─── Input for this task ───

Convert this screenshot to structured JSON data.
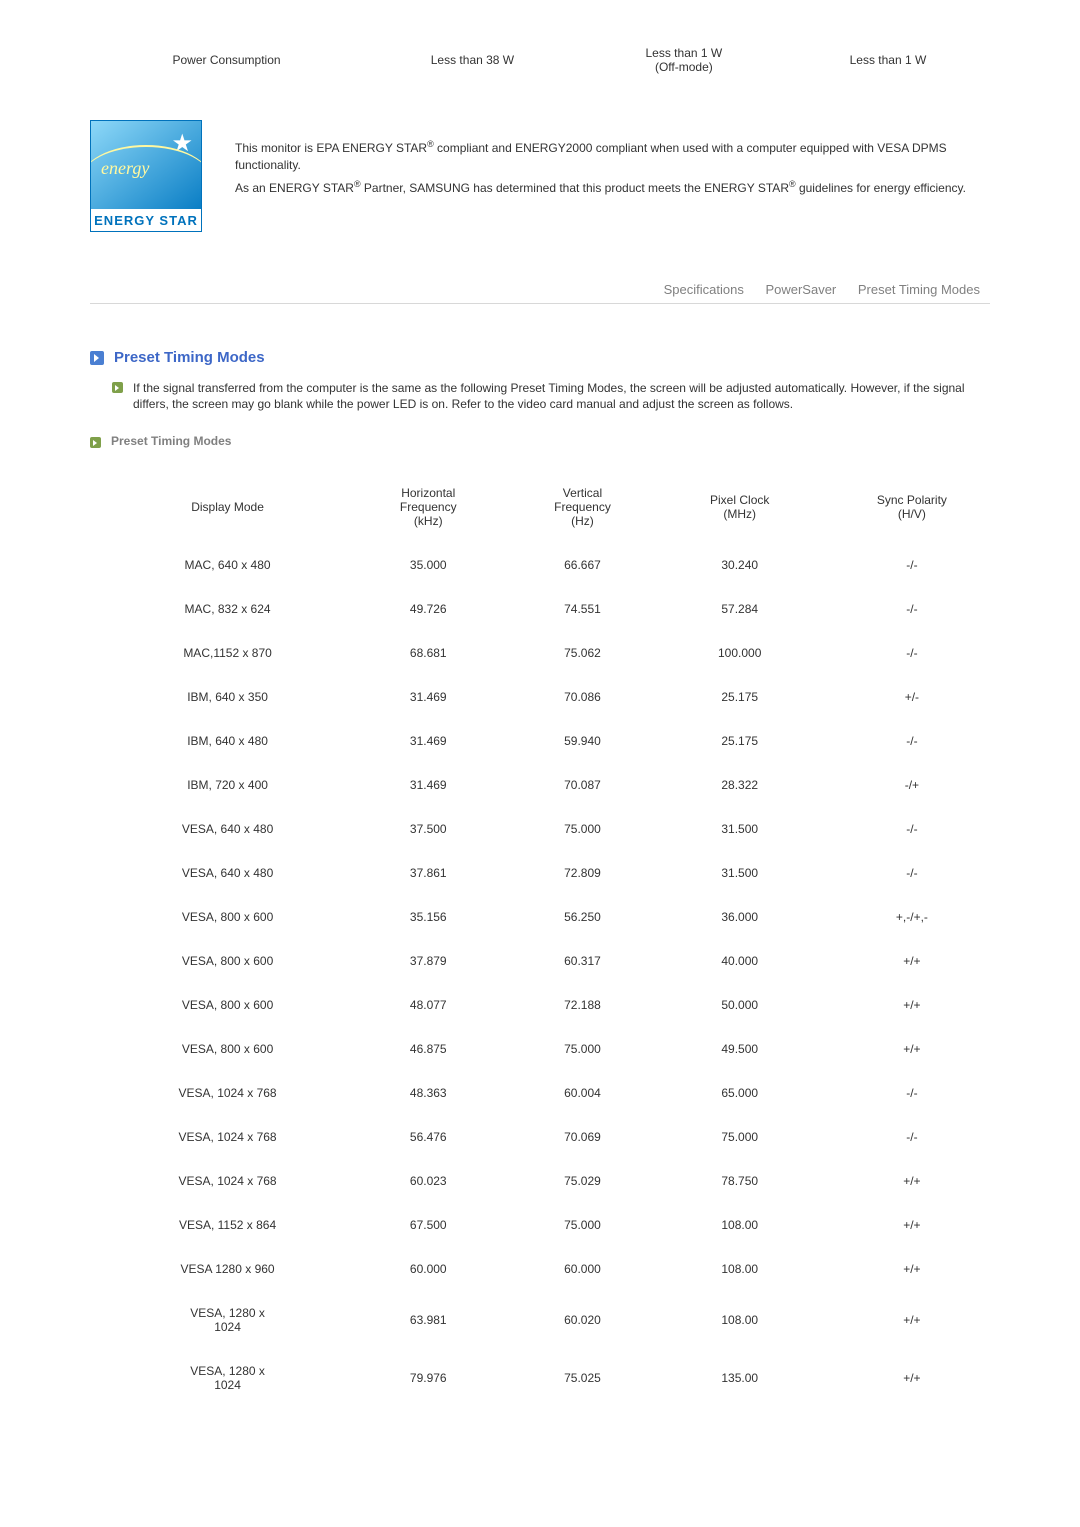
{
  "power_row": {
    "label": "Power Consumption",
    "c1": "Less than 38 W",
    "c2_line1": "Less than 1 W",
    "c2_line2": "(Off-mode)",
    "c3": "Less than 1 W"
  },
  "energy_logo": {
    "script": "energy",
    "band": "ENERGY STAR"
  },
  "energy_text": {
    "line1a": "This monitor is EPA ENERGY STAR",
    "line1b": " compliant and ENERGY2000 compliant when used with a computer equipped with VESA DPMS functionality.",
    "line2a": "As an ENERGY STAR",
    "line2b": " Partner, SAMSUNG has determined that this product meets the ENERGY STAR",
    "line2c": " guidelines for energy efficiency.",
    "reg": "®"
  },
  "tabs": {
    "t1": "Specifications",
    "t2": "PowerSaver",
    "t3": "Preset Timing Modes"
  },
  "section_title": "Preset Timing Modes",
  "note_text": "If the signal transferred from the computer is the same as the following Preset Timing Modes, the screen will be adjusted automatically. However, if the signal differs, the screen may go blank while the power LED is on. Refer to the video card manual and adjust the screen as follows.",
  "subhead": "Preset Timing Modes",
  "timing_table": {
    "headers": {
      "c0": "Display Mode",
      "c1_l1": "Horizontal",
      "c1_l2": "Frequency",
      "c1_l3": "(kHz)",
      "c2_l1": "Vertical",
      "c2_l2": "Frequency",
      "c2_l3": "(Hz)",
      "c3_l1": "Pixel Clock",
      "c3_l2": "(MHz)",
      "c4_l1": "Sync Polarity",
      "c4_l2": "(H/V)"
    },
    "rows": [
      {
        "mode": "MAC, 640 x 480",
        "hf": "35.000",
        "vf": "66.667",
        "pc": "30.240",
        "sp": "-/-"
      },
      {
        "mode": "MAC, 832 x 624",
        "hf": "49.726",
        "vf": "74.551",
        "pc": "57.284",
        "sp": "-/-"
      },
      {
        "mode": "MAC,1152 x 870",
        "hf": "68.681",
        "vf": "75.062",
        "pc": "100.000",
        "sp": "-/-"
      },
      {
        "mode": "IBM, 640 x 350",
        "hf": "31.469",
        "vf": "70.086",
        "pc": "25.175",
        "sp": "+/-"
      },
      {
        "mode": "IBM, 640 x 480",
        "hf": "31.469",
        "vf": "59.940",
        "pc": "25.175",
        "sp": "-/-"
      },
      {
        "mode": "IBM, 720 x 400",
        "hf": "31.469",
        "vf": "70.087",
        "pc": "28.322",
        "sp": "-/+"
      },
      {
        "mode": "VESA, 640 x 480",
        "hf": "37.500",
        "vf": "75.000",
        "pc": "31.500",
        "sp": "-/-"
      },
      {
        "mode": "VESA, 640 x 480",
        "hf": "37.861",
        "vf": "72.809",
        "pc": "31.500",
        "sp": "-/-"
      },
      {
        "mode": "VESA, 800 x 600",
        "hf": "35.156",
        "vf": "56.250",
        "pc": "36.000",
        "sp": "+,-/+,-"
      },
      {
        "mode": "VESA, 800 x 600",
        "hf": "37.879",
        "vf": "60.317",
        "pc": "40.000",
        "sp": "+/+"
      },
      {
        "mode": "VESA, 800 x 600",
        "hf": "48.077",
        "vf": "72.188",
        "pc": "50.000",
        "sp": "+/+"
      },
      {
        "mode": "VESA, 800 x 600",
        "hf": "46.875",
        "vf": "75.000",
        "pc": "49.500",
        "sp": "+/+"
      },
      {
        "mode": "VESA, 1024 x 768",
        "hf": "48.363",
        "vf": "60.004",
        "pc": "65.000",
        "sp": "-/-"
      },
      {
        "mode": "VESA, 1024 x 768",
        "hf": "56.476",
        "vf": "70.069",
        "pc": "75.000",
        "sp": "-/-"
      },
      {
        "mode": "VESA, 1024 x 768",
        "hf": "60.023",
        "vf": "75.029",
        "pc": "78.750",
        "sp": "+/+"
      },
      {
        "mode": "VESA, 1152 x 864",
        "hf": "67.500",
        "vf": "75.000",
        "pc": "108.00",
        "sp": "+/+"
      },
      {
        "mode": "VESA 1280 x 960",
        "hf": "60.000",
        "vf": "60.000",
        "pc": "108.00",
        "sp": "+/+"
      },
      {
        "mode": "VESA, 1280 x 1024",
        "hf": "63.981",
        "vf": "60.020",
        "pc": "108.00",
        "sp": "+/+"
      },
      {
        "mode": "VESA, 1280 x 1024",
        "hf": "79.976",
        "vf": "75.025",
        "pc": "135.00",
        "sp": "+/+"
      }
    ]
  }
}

───
─── Input for this task ───

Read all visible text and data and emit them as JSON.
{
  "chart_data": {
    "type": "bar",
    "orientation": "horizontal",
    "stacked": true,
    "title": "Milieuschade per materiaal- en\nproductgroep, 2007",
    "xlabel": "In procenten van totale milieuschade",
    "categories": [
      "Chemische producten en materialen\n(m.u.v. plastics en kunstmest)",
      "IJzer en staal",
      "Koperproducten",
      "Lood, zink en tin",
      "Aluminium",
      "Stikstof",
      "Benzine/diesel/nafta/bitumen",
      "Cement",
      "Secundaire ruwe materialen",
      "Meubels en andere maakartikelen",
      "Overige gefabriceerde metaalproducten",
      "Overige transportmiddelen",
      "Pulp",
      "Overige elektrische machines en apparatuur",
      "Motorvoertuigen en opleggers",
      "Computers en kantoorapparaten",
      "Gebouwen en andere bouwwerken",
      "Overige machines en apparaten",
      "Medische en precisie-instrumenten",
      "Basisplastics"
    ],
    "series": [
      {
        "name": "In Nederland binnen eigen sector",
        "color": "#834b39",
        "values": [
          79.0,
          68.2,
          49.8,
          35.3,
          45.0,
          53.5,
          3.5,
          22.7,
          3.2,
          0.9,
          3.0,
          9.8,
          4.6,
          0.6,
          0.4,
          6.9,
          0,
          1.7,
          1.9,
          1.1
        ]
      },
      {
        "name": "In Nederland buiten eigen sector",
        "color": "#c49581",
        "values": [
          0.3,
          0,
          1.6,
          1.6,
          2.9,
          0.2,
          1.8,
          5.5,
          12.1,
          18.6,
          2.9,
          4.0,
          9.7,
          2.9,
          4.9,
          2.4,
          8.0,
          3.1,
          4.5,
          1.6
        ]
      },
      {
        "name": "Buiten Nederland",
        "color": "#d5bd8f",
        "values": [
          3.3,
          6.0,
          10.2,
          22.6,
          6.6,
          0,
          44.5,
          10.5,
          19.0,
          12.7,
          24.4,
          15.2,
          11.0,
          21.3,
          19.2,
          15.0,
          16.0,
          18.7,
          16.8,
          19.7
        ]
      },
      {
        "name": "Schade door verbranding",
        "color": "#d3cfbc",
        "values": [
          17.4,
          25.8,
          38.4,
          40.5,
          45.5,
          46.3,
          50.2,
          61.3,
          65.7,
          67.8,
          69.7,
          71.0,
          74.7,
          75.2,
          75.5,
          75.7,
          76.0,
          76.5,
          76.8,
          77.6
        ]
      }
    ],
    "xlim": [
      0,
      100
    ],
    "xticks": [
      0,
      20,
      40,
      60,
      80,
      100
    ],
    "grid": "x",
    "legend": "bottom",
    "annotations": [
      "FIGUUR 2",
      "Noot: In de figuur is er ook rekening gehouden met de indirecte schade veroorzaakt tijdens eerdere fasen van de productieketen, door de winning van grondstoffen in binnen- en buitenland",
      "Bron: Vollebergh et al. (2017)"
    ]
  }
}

───

# Problem description
Search the data for "door". Copy every matching line.

# Correct output
        "name": "Schade door verbranding",
      "Noot: In de figuur is er ook rekening gehouden met de indirecte schade veroorzaakt tijdens eerdere fasen van de productieketen, door de winning van grondstoffen in binnen- en buitenland",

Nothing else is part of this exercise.